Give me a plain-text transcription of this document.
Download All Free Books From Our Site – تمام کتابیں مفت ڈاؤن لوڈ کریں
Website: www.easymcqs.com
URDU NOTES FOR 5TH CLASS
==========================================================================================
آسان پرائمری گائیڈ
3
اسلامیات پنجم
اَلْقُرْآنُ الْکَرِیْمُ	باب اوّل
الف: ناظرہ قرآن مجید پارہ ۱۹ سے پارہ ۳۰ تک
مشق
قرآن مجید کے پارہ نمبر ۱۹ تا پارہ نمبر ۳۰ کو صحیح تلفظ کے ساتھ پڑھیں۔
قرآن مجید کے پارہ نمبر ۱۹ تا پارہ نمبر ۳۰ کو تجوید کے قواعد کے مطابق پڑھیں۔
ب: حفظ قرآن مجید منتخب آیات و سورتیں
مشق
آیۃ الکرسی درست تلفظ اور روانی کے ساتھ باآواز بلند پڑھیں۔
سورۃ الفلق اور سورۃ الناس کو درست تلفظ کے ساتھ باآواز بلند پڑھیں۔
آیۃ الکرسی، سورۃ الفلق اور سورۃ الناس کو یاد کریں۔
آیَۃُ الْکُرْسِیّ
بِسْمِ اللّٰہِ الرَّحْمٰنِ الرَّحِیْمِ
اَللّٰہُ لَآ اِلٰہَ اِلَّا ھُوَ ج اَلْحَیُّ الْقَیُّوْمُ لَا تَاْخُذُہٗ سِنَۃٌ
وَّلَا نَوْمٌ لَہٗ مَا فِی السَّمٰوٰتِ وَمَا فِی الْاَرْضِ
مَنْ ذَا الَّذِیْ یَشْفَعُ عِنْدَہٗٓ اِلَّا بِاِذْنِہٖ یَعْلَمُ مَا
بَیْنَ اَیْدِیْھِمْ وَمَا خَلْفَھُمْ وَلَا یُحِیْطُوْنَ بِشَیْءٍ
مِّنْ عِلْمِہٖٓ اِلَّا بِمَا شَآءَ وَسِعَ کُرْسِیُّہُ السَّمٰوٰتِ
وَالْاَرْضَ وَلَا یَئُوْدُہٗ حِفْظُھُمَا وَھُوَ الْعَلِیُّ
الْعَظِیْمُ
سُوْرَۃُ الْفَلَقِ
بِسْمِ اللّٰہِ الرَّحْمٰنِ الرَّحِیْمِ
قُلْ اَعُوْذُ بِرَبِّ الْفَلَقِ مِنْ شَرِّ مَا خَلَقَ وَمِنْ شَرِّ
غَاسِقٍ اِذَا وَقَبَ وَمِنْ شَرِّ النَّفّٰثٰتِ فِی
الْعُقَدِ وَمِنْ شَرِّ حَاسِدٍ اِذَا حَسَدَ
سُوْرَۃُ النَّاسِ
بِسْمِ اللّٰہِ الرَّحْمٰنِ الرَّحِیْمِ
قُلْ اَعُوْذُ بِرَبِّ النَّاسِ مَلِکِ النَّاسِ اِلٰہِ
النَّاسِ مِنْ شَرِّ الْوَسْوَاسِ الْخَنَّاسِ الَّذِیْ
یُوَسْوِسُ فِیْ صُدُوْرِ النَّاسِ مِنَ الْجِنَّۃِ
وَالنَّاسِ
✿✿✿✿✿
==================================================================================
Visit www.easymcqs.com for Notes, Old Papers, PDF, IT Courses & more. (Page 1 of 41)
.....
The task:
Only the number is wanted: how many lines in the entries above contain the word "پڑھیں"?

Reply to the task:
4